Copy every record below, exactly as written.
___ Supplied material
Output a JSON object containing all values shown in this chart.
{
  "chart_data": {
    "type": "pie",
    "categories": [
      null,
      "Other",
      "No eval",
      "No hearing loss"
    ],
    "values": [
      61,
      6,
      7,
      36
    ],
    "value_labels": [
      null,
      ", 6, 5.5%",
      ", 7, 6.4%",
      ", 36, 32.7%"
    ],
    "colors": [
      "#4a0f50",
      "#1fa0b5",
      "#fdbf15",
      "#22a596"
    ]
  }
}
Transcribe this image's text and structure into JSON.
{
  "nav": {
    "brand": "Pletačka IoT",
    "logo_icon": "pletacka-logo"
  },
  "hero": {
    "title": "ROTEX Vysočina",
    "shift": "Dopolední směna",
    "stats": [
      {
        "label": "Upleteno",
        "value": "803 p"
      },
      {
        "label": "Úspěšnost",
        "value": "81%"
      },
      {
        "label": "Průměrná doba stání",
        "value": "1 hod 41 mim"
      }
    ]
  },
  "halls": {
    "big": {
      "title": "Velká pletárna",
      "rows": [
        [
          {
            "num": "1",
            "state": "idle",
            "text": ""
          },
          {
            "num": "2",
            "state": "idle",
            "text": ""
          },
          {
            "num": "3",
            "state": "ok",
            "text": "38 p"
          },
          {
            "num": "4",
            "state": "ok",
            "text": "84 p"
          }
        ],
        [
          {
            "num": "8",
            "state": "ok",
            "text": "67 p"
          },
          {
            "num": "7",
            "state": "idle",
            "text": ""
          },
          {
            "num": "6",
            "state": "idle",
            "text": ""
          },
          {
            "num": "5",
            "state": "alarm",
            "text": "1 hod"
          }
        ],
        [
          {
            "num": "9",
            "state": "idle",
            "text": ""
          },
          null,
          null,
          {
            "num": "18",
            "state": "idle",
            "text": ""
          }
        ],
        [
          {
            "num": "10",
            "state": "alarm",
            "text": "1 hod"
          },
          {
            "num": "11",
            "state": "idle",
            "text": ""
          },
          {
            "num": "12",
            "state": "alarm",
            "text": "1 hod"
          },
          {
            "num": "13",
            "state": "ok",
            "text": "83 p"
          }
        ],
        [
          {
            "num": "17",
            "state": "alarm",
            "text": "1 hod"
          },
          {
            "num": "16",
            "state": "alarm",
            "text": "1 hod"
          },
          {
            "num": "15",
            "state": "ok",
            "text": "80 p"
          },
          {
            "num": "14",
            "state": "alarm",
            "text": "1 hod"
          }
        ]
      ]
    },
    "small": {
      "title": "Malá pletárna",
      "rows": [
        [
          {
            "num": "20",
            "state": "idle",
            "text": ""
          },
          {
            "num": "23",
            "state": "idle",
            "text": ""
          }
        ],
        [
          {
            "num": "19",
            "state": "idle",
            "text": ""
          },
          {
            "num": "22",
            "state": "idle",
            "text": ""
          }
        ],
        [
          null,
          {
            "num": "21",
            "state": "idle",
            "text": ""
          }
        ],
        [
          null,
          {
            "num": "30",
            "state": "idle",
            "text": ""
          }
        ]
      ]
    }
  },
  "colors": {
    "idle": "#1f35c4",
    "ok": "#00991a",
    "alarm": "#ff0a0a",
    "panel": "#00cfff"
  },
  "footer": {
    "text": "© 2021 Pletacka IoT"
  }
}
______
• [Answer to this problem]
Output a JSON object containing all values shown in this chart.
{
  "chart_data": {
    "type": "pie",
    "categories": [
      null,
      "Other",
      "No eval",
      "No hearing loss"
    ],
    "values": [
      61,
      6,
      7,
      36
    ],
    "value_labels": [
      null,
      ", 6, 5.5%",
      ", 7, 6.4%",
      ", 36, 32.7%"
    ],
    "colors": [
      "#4a0f50",
      "#1fa0b5",
      "#fdbf15",
      "#22a596"
    ]
  }
}
Transcribe this image's text and structure into JSON.
{
  "nav": {
    "brand": "Pletačka IoT",
    "logo_icon": "pletacka-logo"
  },
  "hero": {
    "title": "ROTEX Vysočina",
    "shift": "Dopolední směna",
    "stats": [
      {
        "label": "Upleteno",
        "value": "803 p"
      },
      {
        "label": "Úspěšnost",
        "value": "81%"
      },
      {
        "label": "Průměrná doba stání",
        "value": "1 hod 41 mim"
      }
    ]
  },
  "halls": {
    "big": {
      "title": "Velká pletárna",
      "rows": [
        [
          {
            "num": "1",
            "state": "idle",
            "text": ""
          },
          {
            "num": "2",
            "state": "idle",
            "text": ""
          },
          {
            "num": "3",
            "state": "ok",
            "text": "38 p"
          },
          {
            "num": "4",
            "state": "ok",
            "text": "84 p"
          }
        ],
        [
          {
            "num": "8",
            "state": "ok",
            "text": "67 p"
          },
          {
            "num": "7",
            "state": "idle",
            "text": ""
          },
          {
            "num": "6",
            "state": "idle",
            "text": ""
          },
          {
            "num": "5",
            "state": "alarm",
            "text": "1 hod"
          }
        ],
        [
          {
            "num": "9",
            "state": "idle",
            "text": ""
          },
          null,
          null,
          {
            "num": "18",
            "state": "idle",
            "text": ""
          }
        ],
        [
          {
            "num": "10",
            "state": "alarm",
            "text": "1 hod"
          },
          {
            "num": "11",
            "state": "idle",
            "text": ""
          },
          {
            "num": "12",
            "state": "alarm",
            "text": "1 hod"
          },
          {
            "num": "13",
            "state": "ok",
            "text": "83 p"
          }
        ],
        [
          {
            "num": "17",
            "state": "alarm",
            "text": "1 hod"
          },
          {
            "num": "16",
            "state": "alarm",
            "text": "1 hod"
          },
          {
            "num": "15",
            "state": "ok",
            "text": "80 p"
          },
          {
            "num": "14",
            "state": "alarm",
            "text": "1 hod"
          }
        ]
      ]
    },
    "small": {
      "title": "Malá pletárna",
      "rows": [
        [
          {
            "num": "20",
            "state": "idle",
            "text": ""
          },
          {
            "num": "23",
            "state": "idle",
            "text": ""
          }
        ],
        [
          {
            "num": "19",
            "state": "idle",
            "text": ""
          },
          {
            "num": "22",
            "state": "idle",
            "text": ""
          }
        ],
        [
          null,
          {
            "num": "21",
            "state": "idle",
            "text": ""
          }
        ],
        [
          null,
          {
            "num": "30",
            "state": "idle",
            "text": ""
          }
        ]
      ]
    }
  },
  "colors": {
    "idle": "#1f35c4",
    "ok": "#00991a",
    "alarm": "#ff0a0a",
    "panel": "#00cfff"
  },
  "footer": {
    "text": "© 2021 Pletacka IoT"
  }
}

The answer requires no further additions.